## DATASET EXCERPTS
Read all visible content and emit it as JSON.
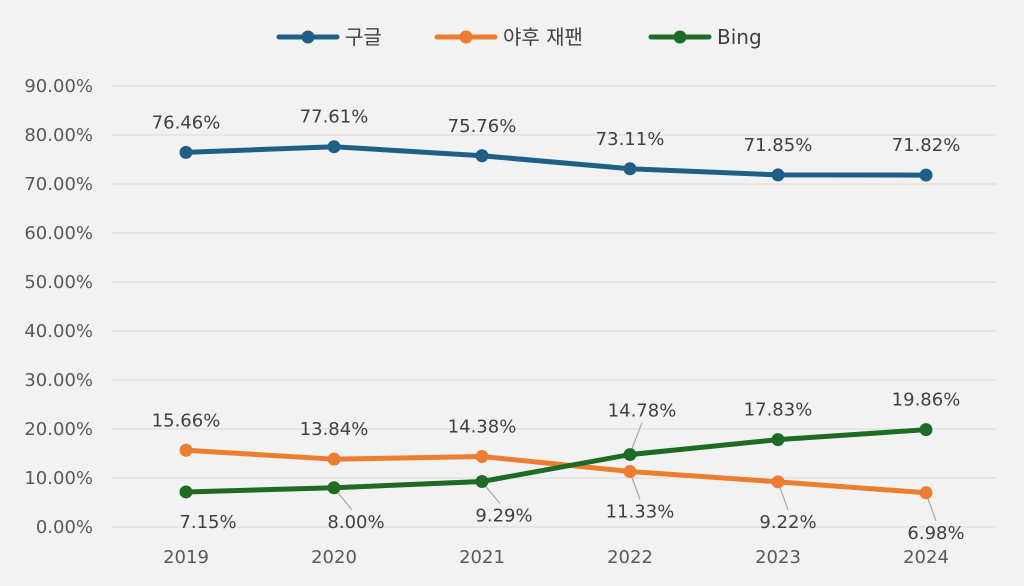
{
  "chart_data": {
    "type": "line",
    "title": "",
    "xlabel": "",
    "ylabel": "",
    "x": [
      "2019",
      "2020",
      "2021",
      "2022",
      "2023",
      "2024"
    ],
    "ylim": [
      0,
      0.9
    ],
    "y_ticks": [
      "0.00%",
      "10.00%",
      "20.00%",
      "30.00%",
      "40.00%",
      "50.00%",
      "60.00%",
      "70.00%",
      "80.00%",
      "90.00%"
    ],
    "grid": true,
    "legend_position": "top",
    "series": [
      {
        "name": "구글",
        "color": "#1f5f86",
        "values": [
          0.7646,
          0.7761,
          0.7576,
          0.7311,
          0.7185,
          0.7182
        ],
        "labels": [
          "76.46%",
          "77.61%",
          "75.76%",
          "73.11%",
          "71.85%",
          "71.82%"
        ]
      },
      {
        "name": "야후 재팬",
        "color": "#ed7d31",
        "values": [
          0.1566,
          0.1384,
          0.1438,
          0.1133,
          0.0922,
          0.0698
        ],
        "labels": [
          "15.66%",
          "13.84%",
          "14.38%",
          "11.33%",
          "9.22%",
          "6.98%"
        ]
      },
      {
        "name": "Bing",
        "color": "#1e6b24",
        "values": [
          0.0715,
          0.08,
          0.0929,
          0.1478,
          0.1783,
          0.1986
        ],
        "labels": [
          "7.15%",
          "8.00%",
          "9.29%",
          "14.78%",
          "17.83%",
          "19.86%"
        ]
      }
    ]
  }
}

## WRITTEN INSTRUCTION
Restate the data above word for word. Do not include the images.

## WRITTEN RESPONSE
Read all visible content and emit it as JSON.
{
  "chart_data": {
    "type": "line",
    "title": "",
    "xlabel": "",
    "ylabel": "",
    "x": [
      "2019",
      "2020",
      "2021",
      "2022",
      "2023",
      "2024"
    ],
    "ylim": [
      0,
      0.9
    ],
    "y_ticks": [
      "0.00%",
      "10.00%",
      "20.00%",
      "30.00%",
      "40.00%",
      "50.00%",
      "60.00%",
      "70.00%",
      "80.00%",
      "90.00%"
    ],
    "grid": true,
    "legend_position": "top",
    "series": [
      {
        "name": "구글",
        "color": "#1f5f86",
        "values": [
          0.7646,
          0.7761,
          0.7576,
          0.7311,
          0.7185,
          0.7182
        ],
        "labels": [
          "76.46%",
          "77.61%",
          "75.76%",
          "73.11%",
          "71.85%",
          "71.82%"
        ]
      },
      {
        "name": "야후 재팬",
        "color": "#ed7d31",
        "values": [
          0.1566,
          0.1384,
          0.1438,
          0.1133,
          0.0922,
          0.0698
        ],
        "labels": [
          "15.66%",
          "13.84%",
          "14.38%",
          "11.33%",
          "9.22%",
          "6.98%"
        ]
      },
      {
        "name": "Bing",
        "color": "#1e6b24",
        "values": [
          0.0715,
          0.08,
          0.0929,
          0.1478,
          0.1783,
          0.1986
        ],
        "labels": [
          "7.15%",
          "8.00%",
          "9.29%",
          "14.78%",
          "17.83%",
          "19.86%"
        ]
      }
    ]
  }
}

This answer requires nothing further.